(AIM) Copy out each line exactly; pictures stay out of the copy.

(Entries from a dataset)
__________________________________________________

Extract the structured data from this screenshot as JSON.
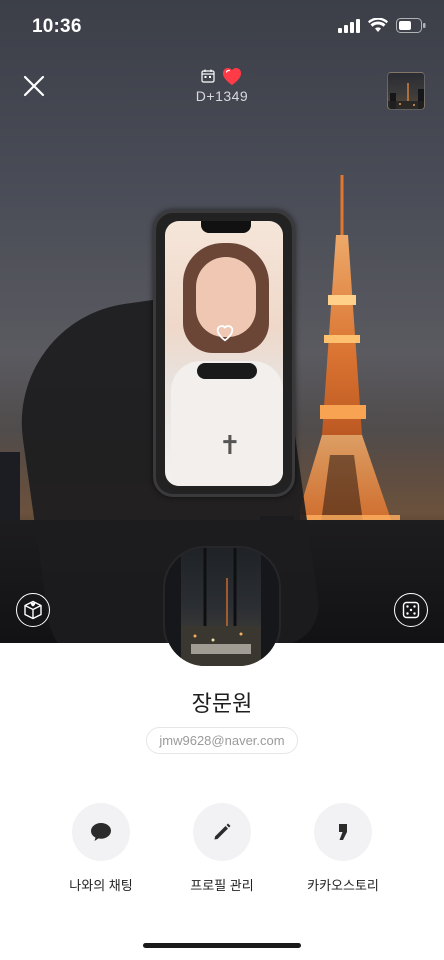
{
  "status_bar": {
    "time": "10:36",
    "icons": [
      "signal-icon",
      "wifi-icon",
      "battery-icon"
    ]
  },
  "top_bar": {
    "close_icon": "close-icon",
    "dday_calendar_icon": "calendar-icon",
    "dday_heart_icon": "heart-icon",
    "dday_text": "D+1349",
    "thumbnail": "background-thumbnail"
  },
  "profile": {
    "name": "장문원",
    "email": "jmw9628@naver.com"
  },
  "actions": [
    {
      "label": "나와의 채팅",
      "icon": "chat-bubble-icon"
    },
    {
      "label": "프로필 관리",
      "icon": "pencil-icon"
    },
    {
      "label": "카카오스토리",
      "icon": "quote-icon"
    }
  ],
  "colors": {
    "heart": "#ff3b47",
    "action_bg": "#f2f2f4",
    "name_text": "#1e1e1e",
    "email_text": "#9a9a9a"
  }
}
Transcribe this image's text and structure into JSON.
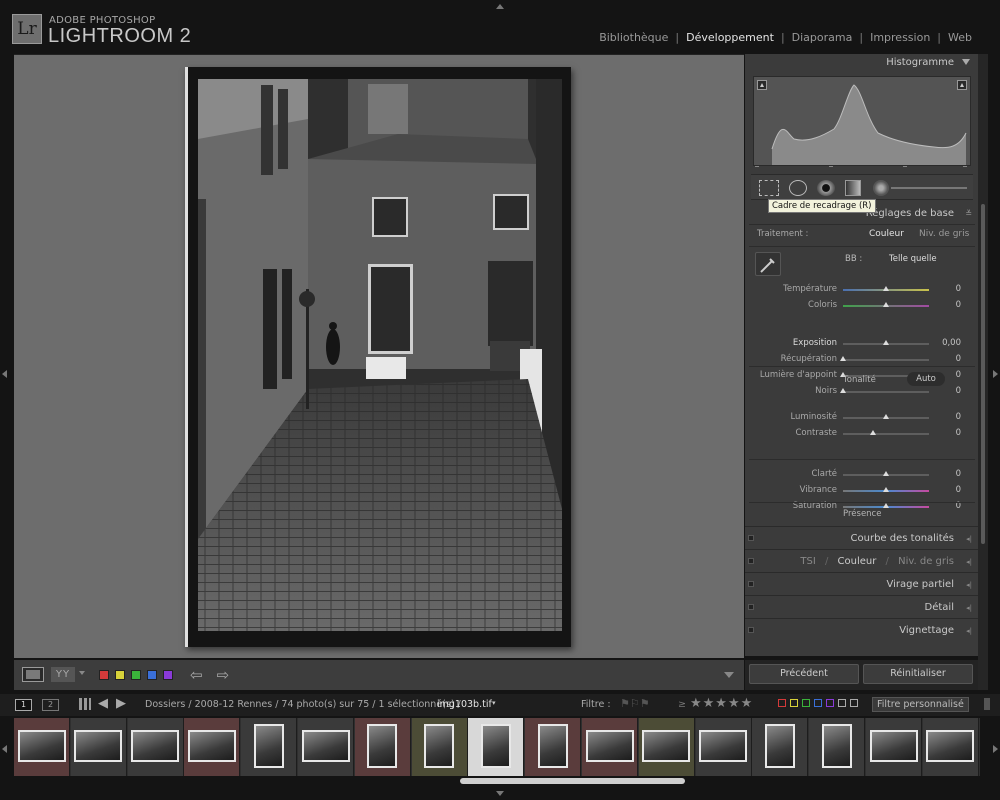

__________________________________________________

(TASK RESPONSE)
Extract the structured data from this screenshot as JSON.
{
  "status_bar": {
    "time": "10:36",
    "icons": [
      "signal-icon",
      "wifi-icon",
      "battery-icon"
    ]
  },
  "top_bar": {
    "close_icon": "close-icon",
    "dday_calendar_icon": "calendar-icon",
    "dday_heart_icon": "heart-icon",
    "dday_text": "D+1349",
    "thumbnail": "background-thumbnail"
  },
  "profile": {
    "name": "장문원",
    "email": "jmw9628@naver.com"
  },
  "actions": [
    {
      "label": "나와의 채팅",
      "icon": "chat-bubble-icon"
    },
    {
      "label": "프로필 관리",
      "icon": "pencil-icon"
    },
    {
      "label": "카카오스토리",
      "icon": "quote-icon"
    }
  ],
  "colors": {
    "heart": "#ff3b47",
    "action_bg": "#f2f2f4",
    "name_text": "#1e1e1e",
    "email_text": "#9a9a9a"
  }
}
Transcribe this image's text and structure into JSON.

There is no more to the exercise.